**WHAT YOU WILL DO**
Gather the lines that hold the string "Дзержинского".

:: PROVIDED RECORDS ::

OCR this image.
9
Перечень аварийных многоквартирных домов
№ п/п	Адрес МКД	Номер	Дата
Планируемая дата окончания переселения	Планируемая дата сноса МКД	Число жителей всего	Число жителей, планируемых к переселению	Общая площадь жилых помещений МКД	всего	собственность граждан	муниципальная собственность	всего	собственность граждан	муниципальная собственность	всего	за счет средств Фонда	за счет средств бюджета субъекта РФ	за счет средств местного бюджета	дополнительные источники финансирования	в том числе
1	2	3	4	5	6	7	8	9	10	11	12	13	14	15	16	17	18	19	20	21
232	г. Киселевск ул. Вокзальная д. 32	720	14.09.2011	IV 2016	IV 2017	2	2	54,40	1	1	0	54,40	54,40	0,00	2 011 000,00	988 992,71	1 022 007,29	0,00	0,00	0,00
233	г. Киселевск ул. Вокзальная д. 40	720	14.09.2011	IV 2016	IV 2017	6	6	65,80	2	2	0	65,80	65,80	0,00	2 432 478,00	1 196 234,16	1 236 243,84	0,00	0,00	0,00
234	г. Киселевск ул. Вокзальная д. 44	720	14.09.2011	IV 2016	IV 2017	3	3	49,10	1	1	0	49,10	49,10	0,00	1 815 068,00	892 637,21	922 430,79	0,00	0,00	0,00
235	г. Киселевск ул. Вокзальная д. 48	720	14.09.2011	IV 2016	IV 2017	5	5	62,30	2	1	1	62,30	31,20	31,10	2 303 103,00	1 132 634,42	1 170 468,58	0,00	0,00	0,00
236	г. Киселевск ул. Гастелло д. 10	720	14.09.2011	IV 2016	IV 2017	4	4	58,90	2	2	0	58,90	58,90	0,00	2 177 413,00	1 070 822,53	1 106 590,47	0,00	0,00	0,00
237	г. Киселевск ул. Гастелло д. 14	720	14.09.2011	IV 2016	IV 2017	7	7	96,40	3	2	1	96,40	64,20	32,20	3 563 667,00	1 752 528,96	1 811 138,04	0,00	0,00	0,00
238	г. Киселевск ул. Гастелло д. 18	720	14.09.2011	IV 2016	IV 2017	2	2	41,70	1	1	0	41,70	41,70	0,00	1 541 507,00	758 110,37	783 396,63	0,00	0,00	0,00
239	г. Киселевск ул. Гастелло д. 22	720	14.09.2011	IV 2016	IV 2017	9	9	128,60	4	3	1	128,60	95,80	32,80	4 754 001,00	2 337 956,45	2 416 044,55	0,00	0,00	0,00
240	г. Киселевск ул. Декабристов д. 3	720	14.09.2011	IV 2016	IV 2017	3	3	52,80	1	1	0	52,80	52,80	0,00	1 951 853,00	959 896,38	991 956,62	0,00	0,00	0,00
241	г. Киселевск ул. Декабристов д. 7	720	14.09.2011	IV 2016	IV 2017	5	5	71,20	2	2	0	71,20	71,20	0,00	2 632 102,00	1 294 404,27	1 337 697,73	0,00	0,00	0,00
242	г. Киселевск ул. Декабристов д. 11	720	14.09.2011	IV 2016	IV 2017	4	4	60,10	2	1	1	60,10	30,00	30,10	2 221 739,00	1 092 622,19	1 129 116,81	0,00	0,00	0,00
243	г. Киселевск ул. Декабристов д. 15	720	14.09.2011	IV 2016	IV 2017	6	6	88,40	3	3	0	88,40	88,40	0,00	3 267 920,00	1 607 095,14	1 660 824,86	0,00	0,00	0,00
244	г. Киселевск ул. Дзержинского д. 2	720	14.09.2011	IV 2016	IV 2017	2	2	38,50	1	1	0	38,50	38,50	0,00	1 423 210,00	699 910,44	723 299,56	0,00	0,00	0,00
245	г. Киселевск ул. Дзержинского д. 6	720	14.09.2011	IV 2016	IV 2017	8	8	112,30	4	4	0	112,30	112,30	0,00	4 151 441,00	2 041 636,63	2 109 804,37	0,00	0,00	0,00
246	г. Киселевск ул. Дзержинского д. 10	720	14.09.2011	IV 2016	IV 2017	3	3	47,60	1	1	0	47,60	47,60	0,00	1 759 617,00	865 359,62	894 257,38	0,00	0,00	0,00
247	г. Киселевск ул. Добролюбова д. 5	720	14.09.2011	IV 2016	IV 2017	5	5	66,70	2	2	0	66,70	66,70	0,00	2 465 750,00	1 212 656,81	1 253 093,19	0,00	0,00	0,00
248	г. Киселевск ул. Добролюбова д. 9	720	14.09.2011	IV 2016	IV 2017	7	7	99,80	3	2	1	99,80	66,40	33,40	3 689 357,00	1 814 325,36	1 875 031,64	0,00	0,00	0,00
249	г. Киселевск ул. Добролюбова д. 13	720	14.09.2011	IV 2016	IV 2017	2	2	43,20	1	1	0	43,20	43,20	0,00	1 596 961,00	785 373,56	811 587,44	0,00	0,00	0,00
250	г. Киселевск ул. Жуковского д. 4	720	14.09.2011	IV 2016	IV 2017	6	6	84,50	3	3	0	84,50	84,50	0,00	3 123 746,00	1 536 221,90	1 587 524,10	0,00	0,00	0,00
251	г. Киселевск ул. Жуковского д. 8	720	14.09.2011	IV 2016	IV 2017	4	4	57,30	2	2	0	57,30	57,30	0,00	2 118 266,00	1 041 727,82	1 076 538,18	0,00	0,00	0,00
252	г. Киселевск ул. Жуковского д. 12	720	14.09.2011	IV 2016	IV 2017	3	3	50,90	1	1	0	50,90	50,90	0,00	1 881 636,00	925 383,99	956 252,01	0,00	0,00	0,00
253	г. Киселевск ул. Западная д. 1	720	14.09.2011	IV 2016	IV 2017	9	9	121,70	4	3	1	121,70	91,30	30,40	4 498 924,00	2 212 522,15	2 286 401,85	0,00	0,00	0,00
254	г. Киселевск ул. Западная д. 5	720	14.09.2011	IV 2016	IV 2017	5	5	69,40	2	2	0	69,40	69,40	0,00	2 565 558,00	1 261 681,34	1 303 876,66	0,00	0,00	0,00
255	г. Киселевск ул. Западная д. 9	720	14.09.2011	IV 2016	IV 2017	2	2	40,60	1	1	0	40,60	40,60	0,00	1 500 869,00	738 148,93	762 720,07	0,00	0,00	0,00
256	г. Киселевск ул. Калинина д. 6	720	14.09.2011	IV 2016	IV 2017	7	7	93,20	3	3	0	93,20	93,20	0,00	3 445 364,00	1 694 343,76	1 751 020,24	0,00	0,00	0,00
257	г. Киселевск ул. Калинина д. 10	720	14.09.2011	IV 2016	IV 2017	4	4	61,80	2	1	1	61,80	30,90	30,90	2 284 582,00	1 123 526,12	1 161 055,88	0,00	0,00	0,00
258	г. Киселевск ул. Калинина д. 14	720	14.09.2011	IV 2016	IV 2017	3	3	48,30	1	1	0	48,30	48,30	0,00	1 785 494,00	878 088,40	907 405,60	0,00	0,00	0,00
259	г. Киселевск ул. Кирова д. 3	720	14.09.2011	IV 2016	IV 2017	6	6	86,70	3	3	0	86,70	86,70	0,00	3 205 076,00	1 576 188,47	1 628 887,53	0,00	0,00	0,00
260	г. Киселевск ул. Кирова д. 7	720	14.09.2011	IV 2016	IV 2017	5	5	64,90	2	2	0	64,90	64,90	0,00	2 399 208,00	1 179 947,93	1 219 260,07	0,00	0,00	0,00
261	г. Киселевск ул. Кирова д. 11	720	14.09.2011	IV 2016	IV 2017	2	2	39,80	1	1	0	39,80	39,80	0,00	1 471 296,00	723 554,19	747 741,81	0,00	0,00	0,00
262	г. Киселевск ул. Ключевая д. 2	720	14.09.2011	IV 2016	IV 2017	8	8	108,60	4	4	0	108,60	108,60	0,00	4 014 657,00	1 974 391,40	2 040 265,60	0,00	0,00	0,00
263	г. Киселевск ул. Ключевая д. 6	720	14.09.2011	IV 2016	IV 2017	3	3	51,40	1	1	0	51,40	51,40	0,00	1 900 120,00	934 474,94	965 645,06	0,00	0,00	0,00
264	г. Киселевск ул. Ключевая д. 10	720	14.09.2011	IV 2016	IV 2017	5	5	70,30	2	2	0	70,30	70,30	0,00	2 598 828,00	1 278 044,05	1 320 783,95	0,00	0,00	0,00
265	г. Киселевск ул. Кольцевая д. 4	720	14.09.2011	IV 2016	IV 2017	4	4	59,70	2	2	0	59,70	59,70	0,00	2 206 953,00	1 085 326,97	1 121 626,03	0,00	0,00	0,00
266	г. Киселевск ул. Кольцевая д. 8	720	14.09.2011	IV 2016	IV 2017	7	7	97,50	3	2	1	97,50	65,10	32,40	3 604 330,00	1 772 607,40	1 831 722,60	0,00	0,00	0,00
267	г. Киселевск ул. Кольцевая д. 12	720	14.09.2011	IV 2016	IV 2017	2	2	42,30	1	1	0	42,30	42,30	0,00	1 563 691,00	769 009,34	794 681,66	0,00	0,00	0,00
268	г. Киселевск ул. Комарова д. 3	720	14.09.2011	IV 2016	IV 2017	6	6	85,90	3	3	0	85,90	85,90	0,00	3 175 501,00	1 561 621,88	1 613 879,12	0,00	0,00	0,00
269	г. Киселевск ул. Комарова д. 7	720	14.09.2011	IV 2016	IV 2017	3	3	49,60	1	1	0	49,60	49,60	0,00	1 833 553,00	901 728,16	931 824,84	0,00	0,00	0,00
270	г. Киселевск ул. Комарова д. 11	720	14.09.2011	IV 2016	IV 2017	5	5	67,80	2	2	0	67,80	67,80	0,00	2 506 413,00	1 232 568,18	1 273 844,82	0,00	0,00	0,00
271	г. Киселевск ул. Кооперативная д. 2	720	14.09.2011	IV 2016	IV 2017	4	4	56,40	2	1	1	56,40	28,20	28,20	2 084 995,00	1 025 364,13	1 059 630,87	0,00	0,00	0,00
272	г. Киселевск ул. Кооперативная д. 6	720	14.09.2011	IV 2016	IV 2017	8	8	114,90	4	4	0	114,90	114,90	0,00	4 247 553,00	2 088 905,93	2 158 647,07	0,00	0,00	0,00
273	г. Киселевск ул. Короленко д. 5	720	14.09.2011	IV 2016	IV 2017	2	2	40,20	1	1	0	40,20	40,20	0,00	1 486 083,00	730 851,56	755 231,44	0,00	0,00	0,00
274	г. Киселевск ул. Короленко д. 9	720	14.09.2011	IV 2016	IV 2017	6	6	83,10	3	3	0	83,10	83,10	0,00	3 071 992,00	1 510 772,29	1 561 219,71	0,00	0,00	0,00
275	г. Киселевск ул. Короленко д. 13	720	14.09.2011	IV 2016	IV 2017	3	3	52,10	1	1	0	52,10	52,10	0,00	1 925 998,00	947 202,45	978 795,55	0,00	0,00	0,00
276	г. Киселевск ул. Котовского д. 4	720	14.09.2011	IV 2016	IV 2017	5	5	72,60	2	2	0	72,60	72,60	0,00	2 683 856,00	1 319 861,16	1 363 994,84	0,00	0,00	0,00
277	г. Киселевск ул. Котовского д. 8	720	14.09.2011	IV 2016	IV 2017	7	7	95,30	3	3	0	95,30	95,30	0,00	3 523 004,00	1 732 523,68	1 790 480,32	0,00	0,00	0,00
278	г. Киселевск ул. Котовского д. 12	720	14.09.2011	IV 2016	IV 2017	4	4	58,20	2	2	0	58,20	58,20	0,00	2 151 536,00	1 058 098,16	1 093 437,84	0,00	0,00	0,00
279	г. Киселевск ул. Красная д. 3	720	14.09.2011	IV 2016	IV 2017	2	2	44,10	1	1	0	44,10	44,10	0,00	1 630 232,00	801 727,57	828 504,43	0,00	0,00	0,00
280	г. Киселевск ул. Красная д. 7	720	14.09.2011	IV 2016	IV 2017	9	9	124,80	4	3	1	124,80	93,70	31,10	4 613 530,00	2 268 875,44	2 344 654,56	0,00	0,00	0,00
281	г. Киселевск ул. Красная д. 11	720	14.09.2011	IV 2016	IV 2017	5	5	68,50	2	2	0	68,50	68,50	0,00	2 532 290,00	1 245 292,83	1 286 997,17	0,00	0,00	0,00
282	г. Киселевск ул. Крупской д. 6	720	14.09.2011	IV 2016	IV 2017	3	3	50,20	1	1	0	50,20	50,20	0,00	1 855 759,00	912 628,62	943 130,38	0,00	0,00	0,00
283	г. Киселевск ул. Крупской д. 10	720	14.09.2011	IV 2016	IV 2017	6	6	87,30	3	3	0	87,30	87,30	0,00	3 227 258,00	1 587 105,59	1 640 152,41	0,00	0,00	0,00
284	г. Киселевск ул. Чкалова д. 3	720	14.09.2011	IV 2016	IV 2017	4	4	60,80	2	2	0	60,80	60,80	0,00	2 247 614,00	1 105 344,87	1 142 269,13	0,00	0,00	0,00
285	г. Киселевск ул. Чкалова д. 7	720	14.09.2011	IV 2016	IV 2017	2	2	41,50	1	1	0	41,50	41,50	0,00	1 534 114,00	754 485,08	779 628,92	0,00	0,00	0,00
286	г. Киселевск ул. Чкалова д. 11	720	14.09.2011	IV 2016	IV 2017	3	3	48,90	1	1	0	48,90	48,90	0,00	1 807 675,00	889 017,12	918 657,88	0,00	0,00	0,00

:::

**RESPONSE FOR THIS EXERCISE**
244	г. Киселевск ул. Дзержинского д. 2	720	14.09.2011	IV 2016	IV 2017	2	2	38,50	1	1	0	38,50	38,50	0,00	1 423 210,00	699 910,44	723 299,56	0,00	0,00	0,00
245	г. Киселевск ул. Дзержинского д. 6	720	14.09.2011	IV 2016	IV 2017	8	8	112,30	4	4	0	112,30	112,30	0,00	4 151 441,00	2 041 636,63	2 109 804,37	0,00	0,00	0,00
246	г. Киселевск ул. Дзержинского д. 10	720	14.09.2011	IV 2016	IV 2017	3	3	47,60	1	1	0	47,60	47,60	0,00	1 759 617,00	865 359,62	894 257,38	0,00	0,00	0,00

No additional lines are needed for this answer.